:: Quoted passage

And then the funny thing is, I started back performing magic back in Chicago. I was a street performer and got fairly good at it. Parris decided I needed to finish my education, so I got my undergraduate degree and then went back to being a professional magician for a number of years Perform. I performed mostly in the resort market and the corporate market and traveled around the world. It was great, made a lot of money, had fun. But then 9-11 happened and suddenly being a magician traveling with weird crap was not quite as fun as it had been. So I was traveling about 100,000 miles a year on airplanes and got tired so decided I was going to do something else. I didn't know what that was.

Speaker 2:

Fate and Happenstance ended up moving me from Virginia Beach, virginia, to Knoxville, tennessee, and I ended up going to law school. If you told me I was going to be a lawyer, I would have laughed at you. That was not something that was on my radar. I can tell you the funny story about how all that happened. But I eventually ended up going to law school at a brand new law school. I was part of it's inaugural class in the middle of nowhere, tennessee, and I graduated and was like, okay, now what? And you would have thought, okay, you find a job, you go out, you do the thing. It didn't work for me. I was lucky. I mean, I did well in law school. I was number two in my class, I graduated semicund lauding, all that stuff, but I couldn't find a job. I had a friend who let me work for him as a glorified law clerk. He paid me 20 bucks an hour but it was billable hours. So I was lucky to make 500 bucks a week and I did that for a few months I don't think I don't remember being terribly long and a few things happen and I can tell you that story too.

Speaker 2:

But I ended up saying I got to do something. So I ended up opening my own firm and when I went to open my firm I looked around going what in the blue places am I doing? I don't know how to practice law, I don't know what I'm doing and I couldn't really find a whole lot of people to help me as far as teaching me, like the business, and I just assumed that all these lawyers were doing really well. I just assumed that. You know, I was way far behind because I didn't start law school until I was like 39 years old, so I assumed everybody was doing really well and I started okay, well, I got to get business. I got to get people come through the door.

Speaker 2:

So I used some of the direct marketing things that I'd learned as a magician, because I figured if people will pay $5,000 for a magic show, I bet they'll pay more for divorce, because you know why divorces are so expensive? Because they're worth it. So I thought I'll do that, using that same marketing stuff that I did and that worked. And then it's like okay, I got, I got business. Now how the hell am I going to figure out, how the heck am I going to figure out how to practice law?

Speaker 2:

And I started kind of using some of the things I'd learned as a magician, because when you're practicing, when you're a magician, you have to learn things from books mostly, or at least that's the way I was brought up.

Speaker 2:

So I started, you know, looking about that and I figured out how to narrow my practice area, so I didn't have as much to learn. And suddenly people thought I was good, which was weird because I didn't know what I was doing and I started getting a lot of people. A lot of people started wanting to hire me and then it got to be like overwhelming, and then I had to figure out how to manage stuff. And then I thought my wife and I had managed some very large disaster recovery projects. So we started using some of the same stuff that we'd used for that and things just started kind of clicking and working out. And I'd like to say that I was real smart and just came up with all this stuff, but I am more just a victim of fate and it kind of came together. So that's the 50 cent version.

::::

**Set exercise:**
In the interview transcript, how much did the friend pay the speaker per hour for the law clerk work? The records were taken from a separate source.

:: Record excerpts

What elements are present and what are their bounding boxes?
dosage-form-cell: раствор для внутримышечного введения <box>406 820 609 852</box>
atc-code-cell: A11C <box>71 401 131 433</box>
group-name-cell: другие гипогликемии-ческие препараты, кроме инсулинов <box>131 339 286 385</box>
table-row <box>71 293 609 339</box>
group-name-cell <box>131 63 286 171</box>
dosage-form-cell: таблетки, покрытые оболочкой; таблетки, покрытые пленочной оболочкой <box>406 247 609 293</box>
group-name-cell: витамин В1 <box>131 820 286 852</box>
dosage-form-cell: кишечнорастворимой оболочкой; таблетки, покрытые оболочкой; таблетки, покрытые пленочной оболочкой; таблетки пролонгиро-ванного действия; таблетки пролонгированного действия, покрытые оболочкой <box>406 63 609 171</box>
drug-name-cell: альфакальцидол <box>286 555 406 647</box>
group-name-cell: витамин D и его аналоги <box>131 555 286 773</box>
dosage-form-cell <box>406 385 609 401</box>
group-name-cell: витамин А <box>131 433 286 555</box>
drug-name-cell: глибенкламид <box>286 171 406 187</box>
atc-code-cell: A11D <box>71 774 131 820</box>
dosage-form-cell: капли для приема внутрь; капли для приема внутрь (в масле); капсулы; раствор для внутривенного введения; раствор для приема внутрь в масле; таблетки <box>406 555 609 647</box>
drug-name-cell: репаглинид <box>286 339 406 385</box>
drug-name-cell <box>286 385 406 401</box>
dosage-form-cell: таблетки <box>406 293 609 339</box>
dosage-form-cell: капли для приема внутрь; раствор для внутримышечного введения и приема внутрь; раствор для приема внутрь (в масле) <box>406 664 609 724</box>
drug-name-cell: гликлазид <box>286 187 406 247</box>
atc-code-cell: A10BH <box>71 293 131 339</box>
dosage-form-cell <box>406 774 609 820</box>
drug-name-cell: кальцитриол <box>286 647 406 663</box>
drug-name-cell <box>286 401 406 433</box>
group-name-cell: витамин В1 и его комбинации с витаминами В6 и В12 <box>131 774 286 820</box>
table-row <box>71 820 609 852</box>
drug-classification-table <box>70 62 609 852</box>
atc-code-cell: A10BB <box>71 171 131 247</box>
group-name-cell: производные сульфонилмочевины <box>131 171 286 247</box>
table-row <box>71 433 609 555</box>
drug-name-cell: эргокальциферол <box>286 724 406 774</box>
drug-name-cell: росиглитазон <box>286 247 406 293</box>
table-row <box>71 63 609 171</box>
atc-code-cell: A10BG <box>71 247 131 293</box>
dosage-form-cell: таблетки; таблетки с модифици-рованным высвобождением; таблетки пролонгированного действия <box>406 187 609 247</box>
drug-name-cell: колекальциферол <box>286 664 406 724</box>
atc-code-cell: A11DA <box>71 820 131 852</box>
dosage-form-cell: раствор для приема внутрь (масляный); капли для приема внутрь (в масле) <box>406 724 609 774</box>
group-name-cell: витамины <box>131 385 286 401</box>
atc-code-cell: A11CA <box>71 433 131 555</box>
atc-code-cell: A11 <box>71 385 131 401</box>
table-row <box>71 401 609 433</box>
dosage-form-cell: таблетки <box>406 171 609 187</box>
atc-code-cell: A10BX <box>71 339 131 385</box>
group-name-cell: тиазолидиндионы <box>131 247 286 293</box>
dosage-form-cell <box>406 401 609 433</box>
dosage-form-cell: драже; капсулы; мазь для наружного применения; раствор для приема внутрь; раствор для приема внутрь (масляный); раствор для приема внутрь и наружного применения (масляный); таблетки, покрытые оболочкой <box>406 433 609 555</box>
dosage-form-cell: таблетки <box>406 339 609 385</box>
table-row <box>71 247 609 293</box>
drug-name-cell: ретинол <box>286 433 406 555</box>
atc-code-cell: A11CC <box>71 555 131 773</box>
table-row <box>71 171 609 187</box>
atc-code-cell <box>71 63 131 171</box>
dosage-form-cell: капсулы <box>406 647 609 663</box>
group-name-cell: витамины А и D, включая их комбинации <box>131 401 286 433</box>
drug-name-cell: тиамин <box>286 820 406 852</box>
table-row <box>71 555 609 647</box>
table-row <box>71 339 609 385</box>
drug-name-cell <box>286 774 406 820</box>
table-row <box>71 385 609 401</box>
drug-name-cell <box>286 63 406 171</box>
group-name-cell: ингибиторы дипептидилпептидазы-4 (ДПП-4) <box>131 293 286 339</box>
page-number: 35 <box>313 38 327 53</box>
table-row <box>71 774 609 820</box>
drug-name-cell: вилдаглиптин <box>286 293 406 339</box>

::::

**Solved exercise:**
Twenty dollars an hour.